> **Aim of the task**
Return the number of lines that contain the word "this", and return nothing else.

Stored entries
•••••

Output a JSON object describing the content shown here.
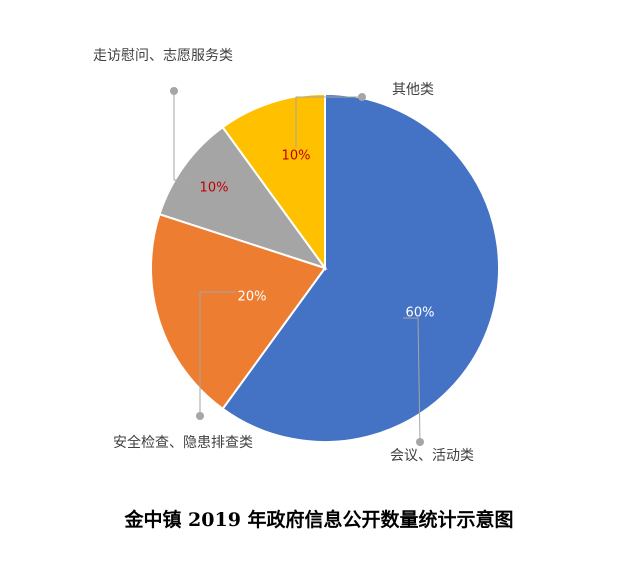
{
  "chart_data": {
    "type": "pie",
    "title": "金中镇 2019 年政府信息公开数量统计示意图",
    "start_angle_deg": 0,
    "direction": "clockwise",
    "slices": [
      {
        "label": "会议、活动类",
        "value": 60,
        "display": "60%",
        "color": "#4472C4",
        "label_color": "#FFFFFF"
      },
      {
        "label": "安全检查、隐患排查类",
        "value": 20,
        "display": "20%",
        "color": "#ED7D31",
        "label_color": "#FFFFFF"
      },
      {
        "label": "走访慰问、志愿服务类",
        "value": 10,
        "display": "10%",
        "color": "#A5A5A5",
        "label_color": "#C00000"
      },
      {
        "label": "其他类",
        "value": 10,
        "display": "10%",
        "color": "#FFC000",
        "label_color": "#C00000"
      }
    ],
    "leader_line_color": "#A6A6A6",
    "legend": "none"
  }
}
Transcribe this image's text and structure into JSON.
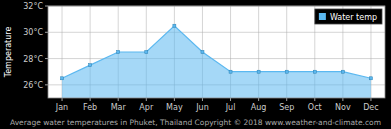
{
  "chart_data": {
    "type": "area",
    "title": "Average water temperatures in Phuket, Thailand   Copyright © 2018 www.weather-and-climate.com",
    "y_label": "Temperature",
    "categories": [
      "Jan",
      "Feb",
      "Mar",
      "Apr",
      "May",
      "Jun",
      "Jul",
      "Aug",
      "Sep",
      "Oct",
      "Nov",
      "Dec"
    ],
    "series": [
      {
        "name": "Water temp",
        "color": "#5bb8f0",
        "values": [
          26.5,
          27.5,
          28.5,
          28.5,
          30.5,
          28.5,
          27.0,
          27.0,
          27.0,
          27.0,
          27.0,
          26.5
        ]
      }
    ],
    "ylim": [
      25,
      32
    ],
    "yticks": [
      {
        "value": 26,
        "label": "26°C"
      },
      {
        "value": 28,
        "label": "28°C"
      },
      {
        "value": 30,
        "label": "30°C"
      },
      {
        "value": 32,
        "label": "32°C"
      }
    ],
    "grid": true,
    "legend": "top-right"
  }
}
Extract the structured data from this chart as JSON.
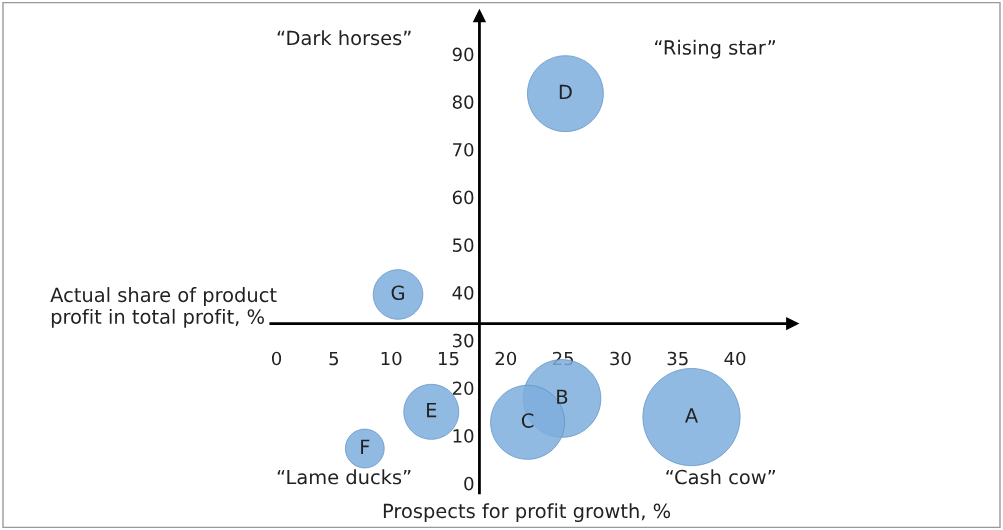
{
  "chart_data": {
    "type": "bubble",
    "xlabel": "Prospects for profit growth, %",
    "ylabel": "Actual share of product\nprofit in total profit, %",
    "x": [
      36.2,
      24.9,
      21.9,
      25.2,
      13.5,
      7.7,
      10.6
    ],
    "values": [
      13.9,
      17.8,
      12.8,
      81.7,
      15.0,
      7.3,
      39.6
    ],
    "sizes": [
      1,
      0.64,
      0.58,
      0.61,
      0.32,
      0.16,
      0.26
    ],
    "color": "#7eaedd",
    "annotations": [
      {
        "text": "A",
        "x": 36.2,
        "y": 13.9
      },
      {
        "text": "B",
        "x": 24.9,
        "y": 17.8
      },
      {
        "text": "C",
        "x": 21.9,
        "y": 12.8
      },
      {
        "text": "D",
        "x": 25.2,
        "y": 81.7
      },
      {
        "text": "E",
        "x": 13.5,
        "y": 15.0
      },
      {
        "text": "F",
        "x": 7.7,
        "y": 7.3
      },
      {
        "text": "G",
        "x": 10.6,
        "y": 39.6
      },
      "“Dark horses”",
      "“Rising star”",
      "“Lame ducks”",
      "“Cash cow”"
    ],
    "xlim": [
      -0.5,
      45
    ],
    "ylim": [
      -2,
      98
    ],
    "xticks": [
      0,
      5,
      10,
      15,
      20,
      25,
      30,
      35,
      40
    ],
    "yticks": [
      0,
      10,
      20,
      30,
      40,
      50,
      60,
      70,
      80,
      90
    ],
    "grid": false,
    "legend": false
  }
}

•••••

> **Answer to the problem**
2